DATASET EXTRACT:
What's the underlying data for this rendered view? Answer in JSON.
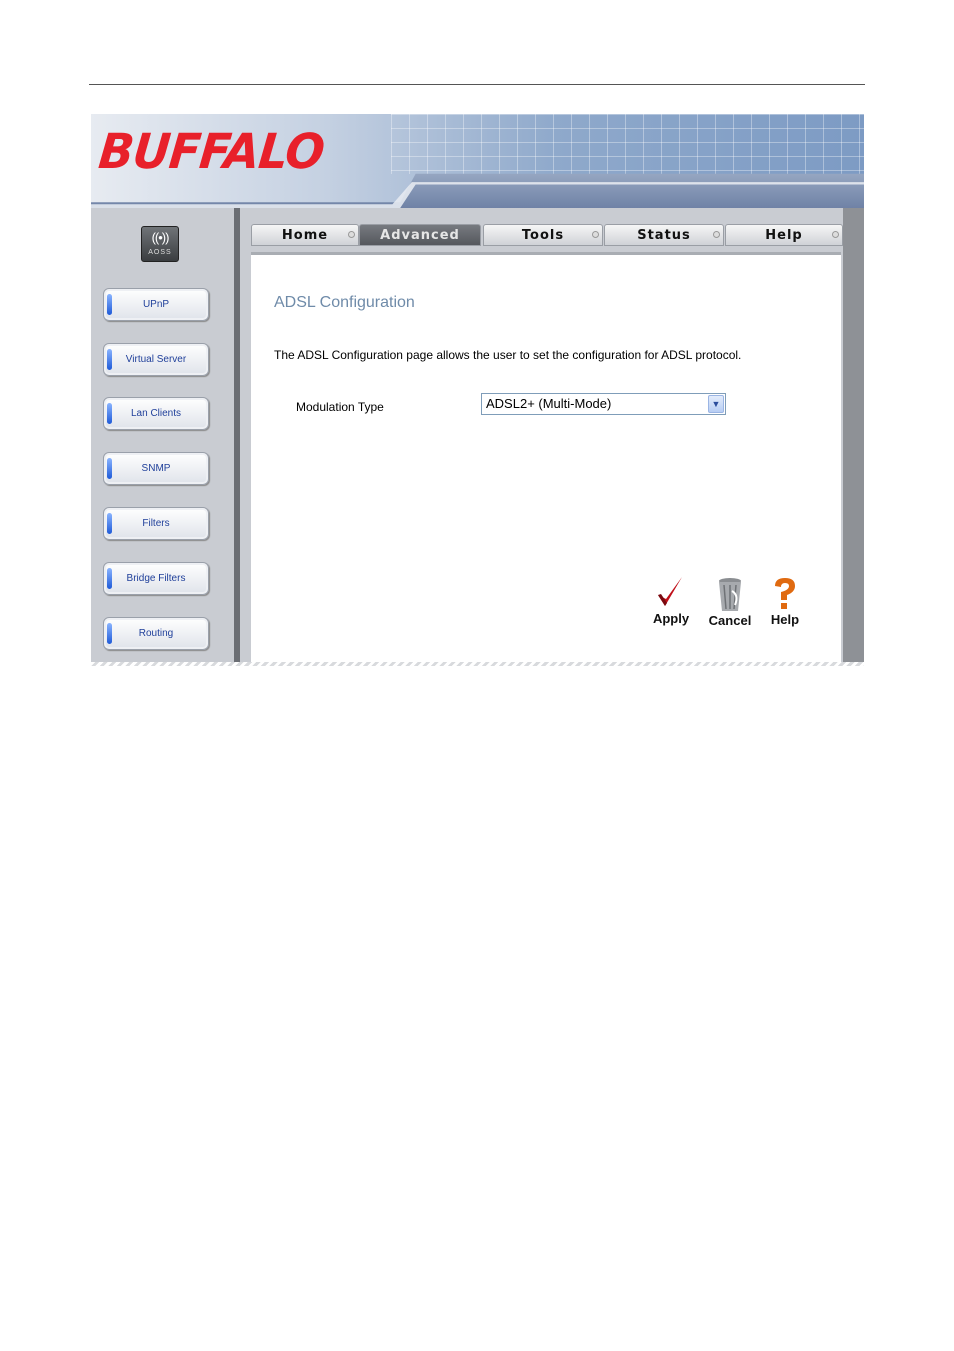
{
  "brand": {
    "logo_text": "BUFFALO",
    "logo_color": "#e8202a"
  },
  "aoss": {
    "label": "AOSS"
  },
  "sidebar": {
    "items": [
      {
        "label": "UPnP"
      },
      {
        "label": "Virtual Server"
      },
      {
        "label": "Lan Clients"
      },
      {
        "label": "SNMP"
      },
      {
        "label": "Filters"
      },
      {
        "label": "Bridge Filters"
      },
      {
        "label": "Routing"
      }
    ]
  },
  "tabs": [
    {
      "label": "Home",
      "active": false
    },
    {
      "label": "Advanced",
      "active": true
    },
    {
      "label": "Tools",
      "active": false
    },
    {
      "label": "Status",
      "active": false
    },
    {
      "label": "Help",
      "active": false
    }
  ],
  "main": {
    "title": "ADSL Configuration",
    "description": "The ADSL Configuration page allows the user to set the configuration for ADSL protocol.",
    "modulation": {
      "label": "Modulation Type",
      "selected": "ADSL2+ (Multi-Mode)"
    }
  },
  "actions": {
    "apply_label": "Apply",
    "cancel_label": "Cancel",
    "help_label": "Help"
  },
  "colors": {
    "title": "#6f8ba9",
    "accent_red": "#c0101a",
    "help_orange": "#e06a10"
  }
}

TASK GOAL:
Give an exact copy of the material, leaving out every picture.

ANSWER FOR THE TASK:
What's the underlying data for this rendered view? Answer in JSON.
{
  "brand": {
    "logo_text": "BUFFALO",
    "logo_color": "#e8202a"
  },
  "aoss": {
    "label": "AOSS"
  },
  "sidebar": {
    "items": [
      {
        "label": "UPnP"
      },
      {
        "label": "Virtual Server"
      },
      {
        "label": "Lan Clients"
      },
      {
        "label": "SNMP"
      },
      {
        "label": "Filters"
      },
      {
        "label": "Bridge Filters"
      },
      {
        "label": "Routing"
      }
    ]
  },
  "tabs": [
    {
      "label": "Home",
      "active": false
    },
    {
      "label": "Advanced",
      "active": true
    },
    {
      "label": "Tools",
      "active": false
    },
    {
      "label": "Status",
      "active": false
    },
    {
      "label": "Help",
      "active": false
    }
  ],
  "main": {
    "title": "ADSL Configuration",
    "description": "The ADSL Configuration page allows the user to set the configuration for ADSL protocol.",
    "modulation": {
      "label": "Modulation Type",
      "selected": "ADSL2+ (Multi-Mode)"
    }
  },
  "actions": {
    "apply_label": "Apply",
    "cancel_label": "Cancel",
    "help_label": "Help"
  },
  "colors": {
    "title": "#6f8ba9",
    "accent_red": "#c0101a",
    "help_orange": "#e06a10"
  }
}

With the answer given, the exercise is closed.